------ EXCERPTED PASSAGE

Beans, beans, the musical fruit; the more you eat, the more you toot. The more you toot, the better you feel. Let’s have beans for every meal!
Beans Vs. Grains
While grains – and especially wheat – are often touted as the staff of life, I suspect that it was beans that really formed the backbone of many ancient civilizations. Unlike grains, many beans could be eaten raw, fresh off the vine, shelled or dried. They stored exceptionally well and were higher in protein. In fact, many ancient beans survived because of their storage qualities. Beans provide the essential amino acid lysine, which is low in many grains. They are loaded with fiber, and in diets where fresh fruits and vegetables were available only at certain times of the year, beans helped keep our ancestors from constipation. In terms of yield, planting 500 grain plants (rice, barley, oats, wheat) will give you about 15 pounds of edible food. The same amount of bean plants yields closer to 85 pounds. The spacing for both kinds of plants is the same – about six inches.

------------

ASSIGNMENT 1 – In the passage on beans versus grains, about how many pounds of edible food do 500 bean plants yield?
ASSIGNMENT 2 – List the grain plants named in parentheses in the passage on beans versus grains.
ASSIGNMENT 3 – From the passage on beans versus grains, extract the part that opens with the words "Beans Vs. Grains" and ends after "about six inches.".

------ RECORD EXCERPTS

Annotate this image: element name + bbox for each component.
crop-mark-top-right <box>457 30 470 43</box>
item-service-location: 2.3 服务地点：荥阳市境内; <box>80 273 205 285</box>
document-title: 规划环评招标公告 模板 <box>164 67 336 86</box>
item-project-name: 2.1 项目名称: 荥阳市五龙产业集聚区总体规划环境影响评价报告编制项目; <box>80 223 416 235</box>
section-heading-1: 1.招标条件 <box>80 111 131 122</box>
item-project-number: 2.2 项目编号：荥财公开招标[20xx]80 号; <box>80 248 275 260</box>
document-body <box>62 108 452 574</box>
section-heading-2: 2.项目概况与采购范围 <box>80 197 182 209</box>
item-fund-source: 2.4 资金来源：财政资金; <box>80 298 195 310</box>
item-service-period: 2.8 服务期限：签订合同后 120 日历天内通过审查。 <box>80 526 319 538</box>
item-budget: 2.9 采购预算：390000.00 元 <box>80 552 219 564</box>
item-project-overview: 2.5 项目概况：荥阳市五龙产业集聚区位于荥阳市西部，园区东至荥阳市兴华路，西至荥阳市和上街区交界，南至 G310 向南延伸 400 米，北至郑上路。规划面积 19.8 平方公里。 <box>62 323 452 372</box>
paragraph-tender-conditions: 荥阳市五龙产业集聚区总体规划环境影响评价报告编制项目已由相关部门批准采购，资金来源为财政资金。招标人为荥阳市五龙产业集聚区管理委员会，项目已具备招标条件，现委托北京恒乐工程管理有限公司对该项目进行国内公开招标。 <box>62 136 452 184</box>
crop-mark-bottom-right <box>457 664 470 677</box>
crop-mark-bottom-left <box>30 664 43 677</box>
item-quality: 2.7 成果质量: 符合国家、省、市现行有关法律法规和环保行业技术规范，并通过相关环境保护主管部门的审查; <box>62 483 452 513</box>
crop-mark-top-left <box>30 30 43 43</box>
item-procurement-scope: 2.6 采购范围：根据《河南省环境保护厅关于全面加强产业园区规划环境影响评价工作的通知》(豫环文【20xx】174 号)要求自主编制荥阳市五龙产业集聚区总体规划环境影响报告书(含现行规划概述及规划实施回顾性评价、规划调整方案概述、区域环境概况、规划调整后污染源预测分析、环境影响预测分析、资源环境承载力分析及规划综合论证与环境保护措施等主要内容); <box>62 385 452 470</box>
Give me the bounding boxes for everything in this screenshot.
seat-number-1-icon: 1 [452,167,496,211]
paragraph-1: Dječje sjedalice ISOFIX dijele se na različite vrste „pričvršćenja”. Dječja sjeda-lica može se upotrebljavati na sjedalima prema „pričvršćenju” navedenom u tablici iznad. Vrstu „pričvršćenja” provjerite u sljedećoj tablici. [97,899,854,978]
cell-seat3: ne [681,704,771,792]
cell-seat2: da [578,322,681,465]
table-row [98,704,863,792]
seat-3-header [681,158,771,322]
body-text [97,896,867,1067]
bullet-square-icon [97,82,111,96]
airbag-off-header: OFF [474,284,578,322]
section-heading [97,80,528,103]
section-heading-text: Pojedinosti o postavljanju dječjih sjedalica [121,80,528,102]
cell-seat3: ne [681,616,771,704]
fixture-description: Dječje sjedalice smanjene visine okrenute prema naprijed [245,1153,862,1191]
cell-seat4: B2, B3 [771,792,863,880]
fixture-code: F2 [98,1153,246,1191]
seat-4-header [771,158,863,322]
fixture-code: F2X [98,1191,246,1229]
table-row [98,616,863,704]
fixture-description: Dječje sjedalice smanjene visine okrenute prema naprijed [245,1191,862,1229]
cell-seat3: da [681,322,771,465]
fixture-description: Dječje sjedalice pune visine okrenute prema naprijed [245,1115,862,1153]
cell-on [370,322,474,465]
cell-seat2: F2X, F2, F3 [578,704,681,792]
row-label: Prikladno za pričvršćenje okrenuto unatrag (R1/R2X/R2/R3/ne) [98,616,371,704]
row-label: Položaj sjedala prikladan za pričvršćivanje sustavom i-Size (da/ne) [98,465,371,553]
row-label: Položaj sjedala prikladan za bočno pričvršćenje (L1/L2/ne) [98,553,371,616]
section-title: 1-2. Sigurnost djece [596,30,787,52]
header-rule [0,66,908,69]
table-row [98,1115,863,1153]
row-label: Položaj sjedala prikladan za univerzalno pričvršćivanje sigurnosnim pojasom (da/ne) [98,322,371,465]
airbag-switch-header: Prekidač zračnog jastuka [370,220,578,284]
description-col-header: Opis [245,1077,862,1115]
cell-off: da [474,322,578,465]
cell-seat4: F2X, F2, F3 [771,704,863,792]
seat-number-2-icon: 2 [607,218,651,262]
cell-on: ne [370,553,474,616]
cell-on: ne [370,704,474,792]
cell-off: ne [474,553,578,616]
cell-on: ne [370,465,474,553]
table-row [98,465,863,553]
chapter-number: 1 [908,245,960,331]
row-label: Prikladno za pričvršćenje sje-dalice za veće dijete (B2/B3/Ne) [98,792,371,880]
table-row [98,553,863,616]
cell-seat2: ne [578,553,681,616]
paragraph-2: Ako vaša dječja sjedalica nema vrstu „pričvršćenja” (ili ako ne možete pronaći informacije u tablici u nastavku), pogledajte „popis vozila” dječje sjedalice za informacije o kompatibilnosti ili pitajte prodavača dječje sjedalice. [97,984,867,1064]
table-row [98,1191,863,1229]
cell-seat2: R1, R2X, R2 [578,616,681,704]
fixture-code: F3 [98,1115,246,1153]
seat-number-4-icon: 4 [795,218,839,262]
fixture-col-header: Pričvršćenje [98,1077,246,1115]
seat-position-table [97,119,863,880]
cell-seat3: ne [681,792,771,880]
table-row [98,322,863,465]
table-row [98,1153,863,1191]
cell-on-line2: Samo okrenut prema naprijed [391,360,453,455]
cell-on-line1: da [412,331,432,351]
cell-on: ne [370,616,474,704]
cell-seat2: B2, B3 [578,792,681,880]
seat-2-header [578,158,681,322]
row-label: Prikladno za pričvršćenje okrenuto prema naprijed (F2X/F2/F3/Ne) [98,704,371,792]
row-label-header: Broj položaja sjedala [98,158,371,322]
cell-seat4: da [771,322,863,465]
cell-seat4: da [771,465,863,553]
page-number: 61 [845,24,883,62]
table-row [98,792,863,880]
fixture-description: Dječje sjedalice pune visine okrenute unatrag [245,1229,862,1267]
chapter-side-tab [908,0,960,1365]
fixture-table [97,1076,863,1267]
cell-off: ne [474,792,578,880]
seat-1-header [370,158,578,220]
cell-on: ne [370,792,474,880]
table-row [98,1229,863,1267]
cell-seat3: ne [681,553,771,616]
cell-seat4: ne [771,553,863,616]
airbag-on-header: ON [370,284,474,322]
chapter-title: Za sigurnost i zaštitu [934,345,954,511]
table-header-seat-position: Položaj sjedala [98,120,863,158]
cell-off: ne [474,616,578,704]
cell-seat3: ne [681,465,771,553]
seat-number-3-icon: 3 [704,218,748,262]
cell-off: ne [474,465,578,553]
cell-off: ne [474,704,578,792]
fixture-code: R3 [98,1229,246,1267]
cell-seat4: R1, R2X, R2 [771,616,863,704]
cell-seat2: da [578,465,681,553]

------------

ANSWER SPACE 1 – Closer to 85 pounds.

ANSWER SPACE 2 – Rice, barley, oats, wheat

ANSWER SPACE 3 –
Beans Vs. Grains
While grains – and especially wheat – are often touted as the staff of life, I suspect that it was beans that really formed the backbone of many ancient civilizations. Unlike grains, many beans could be eaten raw, fresh off the vine, shelled or dried. They stored exceptionally well and were higher in protein. In fact, many ancient beans survived because of their storage qualities. Beans provide the essential amino acid lysine, which is low in many grains. They are loaded with fiber, and in diets where fresh fruits and vegetables were available only at certain times of the year, beans helped keep our ancestors from constipation. In terms of yield, planting 500 grain plants (rice, barley, oats, wheat) will give you about 15 pounds of edible food. The same amount of bean plants yields closer to 85 pounds. The spacing for both kinds of plants is the same – about six inches.